(Dataset excerpts)
##########
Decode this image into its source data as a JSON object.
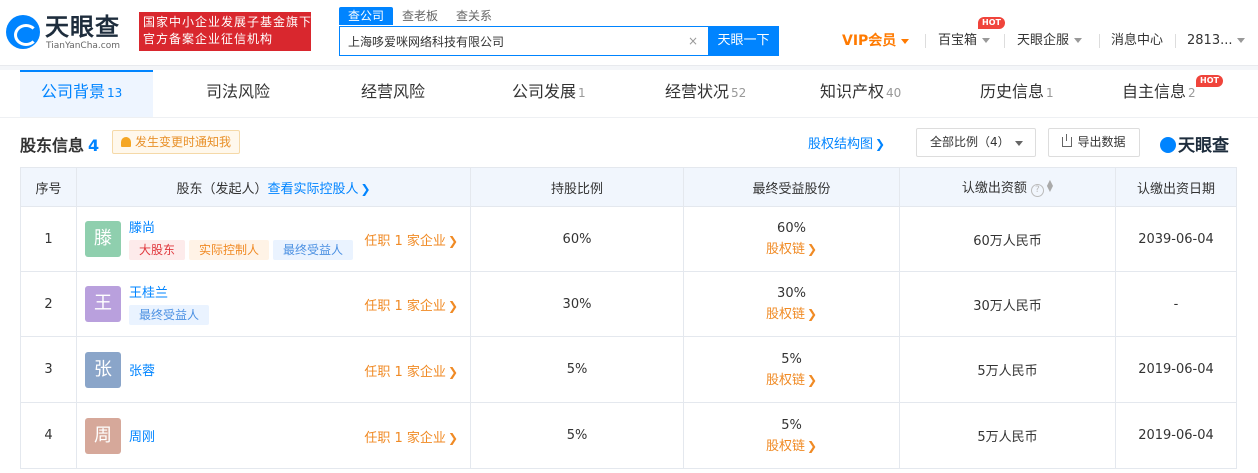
{
  "header": {
    "logo_text": "天眼查",
    "logo_sub": "TianYanCha.com",
    "banner_line1": "国家中小企业发展子基金旗下",
    "banner_line2": "官方备案企业征信机构",
    "search_tabs": [
      "查公司",
      "查老板",
      "查关系"
    ],
    "search_value": "上海哆爱咪网络科技有限公司",
    "clear_icon": "×",
    "search_button": "天眼一下",
    "nav": {
      "vip": "VIP会员",
      "treasure": "百宝箱",
      "hot": "HOT",
      "enterprise": "天眼企服",
      "messages": "消息中心",
      "user": "2813..."
    }
  },
  "tabs": [
    {
      "label": "公司背景",
      "count": "13"
    },
    {
      "label": "司法风险",
      "count": ""
    },
    {
      "label": "经营风险",
      "count": ""
    },
    {
      "label": "公司发展",
      "count": "1"
    },
    {
      "label": "经营状况",
      "count": "52"
    },
    {
      "label": "知识产权",
      "count": "40"
    },
    {
      "label": "历史信息",
      "count": "1"
    },
    {
      "label": "自主信息",
      "count": "2"
    }
  ],
  "tab_hot": "HOT",
  "section": {
    "title": "股东信息",
    "count": "4",
    "notify": "发生变更时通知我",
    "equity_link": "股权结构图",
    "ratio_select": "全部比例（4）",
    "export": "导出数据",
    "brand": "天眼查"
  },
  "table": {
    "headers": {
      "index": "序号",
      "holder": "股东（发起人）",
      "holder_link": "查看实际控股人",
      "ratio": "持股比例",
      "benefit": "最终受益股份",
      "capital": "认缴出资额",
      "info": "?",
      "date": "认缴出资日期"
    },
    "rows": [
      {
        "index": "1",
        "avatar": "滕",
        "avatar_color": "#8fcfae",
        "name": "滕尚",
        "tags": [
          {
            "text": "大股东",
            "kind": "red"
          },
          {
            "text": "实际控制人",
            "kind": "orange"
          },
          {
            "text": "最终受益人",
            "kind": "blue"
          }
        ],
        "job": "任职 1 家企业",
        "ratio": "60%",
        "benefit": "60%",
        "chain": "股权链",
        "capital": "60万人民币",
        "date": "2039-06-04"
      },
      {
        "index": "2",
        "avatar": "王",
        "avatar_color": "#b9a0dd",
        "name": "王桂兰",
        "tags": [
          {
            "text": "最终受益人",
            "kind": "blue"
          }
        ],
        "job": "任职 1 家企业",
        "ratio": "30%",
        "benefit": "30%",
        "chain": "股权链",
        "capital": "30万人民币",
        "date": "-"
      },
      {
        "index": "3",
        "avatar": "张",
        "avatar_color": "#8aa5c9",
        "name": "张蓉",
        "tags": [],
        "job": "任职 1 家企业",
        "ratio": "5%",
        "benefit": "5%",
        "chain": "股权链",
        "capital": "5万人民币",
        "date": "2019-06-04"
      },
      {
        "index": "4",
        "avatar": "周",
        "avatar_color": "#d6a89a",
        "name": "周刚",
        "tags": [],
        "job": "任职 1 家企业",
        "ratio": "5%",
        "benefit": "5%",
        "chain": "股权链",
        "capital": "5万人民币",
        "date": "2019-06-04"
      }
    ]
  }
}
##########
* Prompt: Print each of the records above exactly as written, leaving no picture in the copy.

* Expected answer:
Decode this image into its source data as a JSON object.
{
  "header": {
    "logo_text": "天眼查",
    "logo_sub": "TianYanCha.com",
    "banner_line1": "国家中小企业发展子基金旗下",
    "banner_line2": "官方备案企业征信机构",
    "search_tabs": [
      "查公司",
      "查老板",
      "查关系"
    ],
    "search_value": "上海哆爱咪网络科技有限公司",
    "clear_icon": "×",
    "search_button": "天眼一下",
    "nav": {
      "vip": "VIP会员",
      "treasure": "百宝箱",
      "hot": "HOT",
      "enterprise": "天眼企服",
      "messages": "消息中心",
      "user": "2813..."
    }
  },
  "tabs": [
    {
      "label": "公司背景",
      "count": "13"
    },
    {
      "label": "司法风险",
      "count": ""
    },
    {
      "label": "经营风险",
      "count": ""
    },
    {
      "label": "公司发展",
      "count": "1"
    },
    {
      "label": "经营状况",
      "count": "52"
    },
    {
      "label": "知识产权",
      "count": "40"
    },
    {
      "label": "历史信息",
      "count": "1"
    },
    {
      "label": "自主信息",
      "count": "2"
    }
  ],
  "tab_hot": "HOT",
  "section": {
    "title": "股东信息",
    "count": "4",
    "notify": "发生变更时通知我",
    "equity_link": "股权结构图",
    "ratio_select": "全部比例（4）",
    "export": "导出数据",
    "brand": "天眼查"
  },
  "table": {
    "headers": {
      "index": "序号",
      "holder": "股东（发起人）",
      "holder_link": "查看实际控股人",
      "ratio": "持股比例",
      "benefit": "最终受益股份",
      "capital": "认缴出资额",
      "info": "?",
      "date": "认缴出资日期"
    },
    "rows": [
      {
        "index": "1",
        "avatar": "滕",
        "avatar_color": "#8fcfae",
        "name": "滕尚",
        "tags": [
          {
            "text": "大股东",
            "kind": "red"
          },
          {
            "text": "实际控制人",
            "kind": "orange"
          },
          {
            "text": "最终受益人",
            "kind": "blue"
          }
        ],
        "job": "任职 1 家企业",
        "ratio": "60%",
        "benefit": "60%",
        "chain": "股权链",
        "capital": "60万人民币",
        "date": "2039-06-04"
      },
      {
        "index": "2",
        "avatar": "王",
        "avatar_color": "#b9a0dd",
        "name": "王桂兰",
        "tags": [
          {
            "text": "最终受益人",
            "kind": "blue"
          }
        ],
        "job": "任职 1 家企业",
        "ratio": "30%",
        "benefit": "30%",
        "chain": "股权链",
        "capital": "30万人民币",
        "date": "-"
      },
      {
        "index": "3",
        "avatar": "张",
        "avatar_color": "#8aa5c9",
        "name": "张蓉",
        "tags": [],
        "job": "任职 1 家企业",
        "ratio": "5%",
        "benefit": "5%",
        "chain": "股权链",
        "capital": "5万人民币",
        "date": "2019-06-04"
      },
      {
        "index": "4",
        "avatar": "周",
        "avatar_color": "#d6a89a",
        "name": "周刚",
        "tags": [],
        "job": "任职 1 家企业",
        "ratio": "5%",
        "benefit": "5%",
        "chain": "股权链",
        "capital": "5万人民币",
        "date": "2019-06-04"
      }
    ]
  }
}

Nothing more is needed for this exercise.